=== Request ===
Out of the lines below, please list those that hold the string "heading".

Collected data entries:
□ □ □ □ □

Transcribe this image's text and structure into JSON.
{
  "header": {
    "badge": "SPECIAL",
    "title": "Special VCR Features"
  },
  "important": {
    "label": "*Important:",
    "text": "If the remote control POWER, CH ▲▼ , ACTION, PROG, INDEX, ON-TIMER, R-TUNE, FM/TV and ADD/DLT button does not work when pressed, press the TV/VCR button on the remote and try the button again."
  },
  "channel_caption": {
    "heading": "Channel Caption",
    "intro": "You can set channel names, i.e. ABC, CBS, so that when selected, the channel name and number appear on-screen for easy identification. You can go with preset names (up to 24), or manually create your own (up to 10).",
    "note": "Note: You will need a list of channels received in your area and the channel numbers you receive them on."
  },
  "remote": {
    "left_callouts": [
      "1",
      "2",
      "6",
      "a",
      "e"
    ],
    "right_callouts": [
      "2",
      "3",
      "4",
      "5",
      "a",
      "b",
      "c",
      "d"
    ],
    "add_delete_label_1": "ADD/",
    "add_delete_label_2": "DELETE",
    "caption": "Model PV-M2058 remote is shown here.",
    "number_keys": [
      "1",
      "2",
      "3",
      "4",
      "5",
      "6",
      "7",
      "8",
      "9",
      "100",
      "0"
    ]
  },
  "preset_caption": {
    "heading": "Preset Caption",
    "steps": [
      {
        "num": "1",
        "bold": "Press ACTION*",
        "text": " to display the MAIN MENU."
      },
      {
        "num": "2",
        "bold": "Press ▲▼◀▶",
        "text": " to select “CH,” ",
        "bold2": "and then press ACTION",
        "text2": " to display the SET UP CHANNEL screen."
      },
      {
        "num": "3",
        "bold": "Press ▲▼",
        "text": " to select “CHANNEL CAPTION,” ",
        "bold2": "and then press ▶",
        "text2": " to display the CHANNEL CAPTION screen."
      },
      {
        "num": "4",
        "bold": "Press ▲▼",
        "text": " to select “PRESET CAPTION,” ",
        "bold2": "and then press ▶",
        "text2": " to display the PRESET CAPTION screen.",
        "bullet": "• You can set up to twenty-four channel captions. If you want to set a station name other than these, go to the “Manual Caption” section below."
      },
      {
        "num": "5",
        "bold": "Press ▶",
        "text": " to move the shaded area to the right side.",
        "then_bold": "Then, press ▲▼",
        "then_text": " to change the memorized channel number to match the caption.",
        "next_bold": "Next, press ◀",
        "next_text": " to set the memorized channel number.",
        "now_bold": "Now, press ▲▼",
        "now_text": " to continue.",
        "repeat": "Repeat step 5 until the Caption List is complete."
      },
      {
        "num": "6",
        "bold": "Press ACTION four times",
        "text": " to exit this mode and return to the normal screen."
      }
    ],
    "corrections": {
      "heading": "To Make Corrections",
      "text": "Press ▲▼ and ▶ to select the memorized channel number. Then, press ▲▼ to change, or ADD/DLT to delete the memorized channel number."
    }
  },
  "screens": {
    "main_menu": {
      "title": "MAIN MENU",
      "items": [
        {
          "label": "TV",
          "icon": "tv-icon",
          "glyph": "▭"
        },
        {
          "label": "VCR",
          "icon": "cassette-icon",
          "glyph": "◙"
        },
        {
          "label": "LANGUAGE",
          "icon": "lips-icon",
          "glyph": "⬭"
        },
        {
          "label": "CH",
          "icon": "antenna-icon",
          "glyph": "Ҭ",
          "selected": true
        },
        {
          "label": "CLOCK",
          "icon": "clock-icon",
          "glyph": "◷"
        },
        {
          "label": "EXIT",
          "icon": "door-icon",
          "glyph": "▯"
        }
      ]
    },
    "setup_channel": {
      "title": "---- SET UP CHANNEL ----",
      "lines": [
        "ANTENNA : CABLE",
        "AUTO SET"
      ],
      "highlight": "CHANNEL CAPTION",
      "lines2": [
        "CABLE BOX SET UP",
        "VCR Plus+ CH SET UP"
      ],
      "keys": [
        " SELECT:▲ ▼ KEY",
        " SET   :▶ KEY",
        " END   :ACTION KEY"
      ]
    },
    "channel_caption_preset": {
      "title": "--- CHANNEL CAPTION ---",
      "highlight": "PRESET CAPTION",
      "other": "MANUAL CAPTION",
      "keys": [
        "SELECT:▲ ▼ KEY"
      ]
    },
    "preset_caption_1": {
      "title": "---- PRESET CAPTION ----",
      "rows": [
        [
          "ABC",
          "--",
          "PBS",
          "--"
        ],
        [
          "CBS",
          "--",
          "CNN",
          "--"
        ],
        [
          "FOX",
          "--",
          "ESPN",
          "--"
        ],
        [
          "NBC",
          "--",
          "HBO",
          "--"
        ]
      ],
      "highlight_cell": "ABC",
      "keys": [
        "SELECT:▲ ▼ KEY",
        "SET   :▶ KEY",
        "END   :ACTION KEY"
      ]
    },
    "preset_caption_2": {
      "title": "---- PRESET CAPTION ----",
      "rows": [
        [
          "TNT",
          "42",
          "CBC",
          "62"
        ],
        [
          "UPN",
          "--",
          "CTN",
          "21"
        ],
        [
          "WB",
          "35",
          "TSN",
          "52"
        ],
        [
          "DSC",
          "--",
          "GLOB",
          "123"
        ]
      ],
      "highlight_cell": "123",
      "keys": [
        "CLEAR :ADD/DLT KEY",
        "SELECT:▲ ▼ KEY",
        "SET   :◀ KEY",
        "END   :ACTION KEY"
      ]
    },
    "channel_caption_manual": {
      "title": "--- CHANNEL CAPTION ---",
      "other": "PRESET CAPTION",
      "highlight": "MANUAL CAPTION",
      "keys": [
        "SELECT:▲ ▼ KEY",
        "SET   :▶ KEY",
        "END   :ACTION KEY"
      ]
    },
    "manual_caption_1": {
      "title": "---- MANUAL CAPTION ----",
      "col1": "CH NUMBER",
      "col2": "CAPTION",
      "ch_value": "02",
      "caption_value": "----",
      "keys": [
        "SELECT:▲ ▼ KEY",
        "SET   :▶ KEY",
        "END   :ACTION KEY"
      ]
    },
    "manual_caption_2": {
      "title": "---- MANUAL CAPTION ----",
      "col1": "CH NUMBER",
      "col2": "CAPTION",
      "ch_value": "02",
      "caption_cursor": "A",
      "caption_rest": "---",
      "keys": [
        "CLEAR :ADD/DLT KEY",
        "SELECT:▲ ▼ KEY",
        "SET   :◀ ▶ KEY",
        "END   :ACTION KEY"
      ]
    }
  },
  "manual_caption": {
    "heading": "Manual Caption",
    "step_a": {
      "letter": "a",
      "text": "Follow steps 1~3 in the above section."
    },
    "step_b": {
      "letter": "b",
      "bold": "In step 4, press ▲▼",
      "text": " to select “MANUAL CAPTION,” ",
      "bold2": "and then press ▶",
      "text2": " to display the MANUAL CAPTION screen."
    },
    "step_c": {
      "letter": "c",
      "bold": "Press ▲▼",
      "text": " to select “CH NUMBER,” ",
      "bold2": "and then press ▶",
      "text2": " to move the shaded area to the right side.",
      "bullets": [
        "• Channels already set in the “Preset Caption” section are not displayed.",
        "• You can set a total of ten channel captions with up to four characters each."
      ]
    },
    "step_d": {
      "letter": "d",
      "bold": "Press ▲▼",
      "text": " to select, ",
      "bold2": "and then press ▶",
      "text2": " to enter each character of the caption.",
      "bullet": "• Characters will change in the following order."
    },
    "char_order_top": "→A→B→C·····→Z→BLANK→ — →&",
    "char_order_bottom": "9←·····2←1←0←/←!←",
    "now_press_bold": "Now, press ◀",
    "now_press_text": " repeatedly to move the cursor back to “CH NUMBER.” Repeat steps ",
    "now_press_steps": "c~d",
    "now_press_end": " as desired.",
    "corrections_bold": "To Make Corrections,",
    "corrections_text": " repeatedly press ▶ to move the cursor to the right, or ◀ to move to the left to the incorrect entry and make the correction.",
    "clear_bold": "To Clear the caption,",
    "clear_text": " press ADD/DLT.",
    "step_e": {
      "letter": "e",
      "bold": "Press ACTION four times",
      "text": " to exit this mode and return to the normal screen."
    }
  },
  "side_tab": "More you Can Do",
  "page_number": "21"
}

□ □ □ □ □

=== Output below ===
    "heading": "Channel Caption",
    "heading": "Preset Caption",
      "heading": "To Make Corrections",
    "heading": "Manual Caption",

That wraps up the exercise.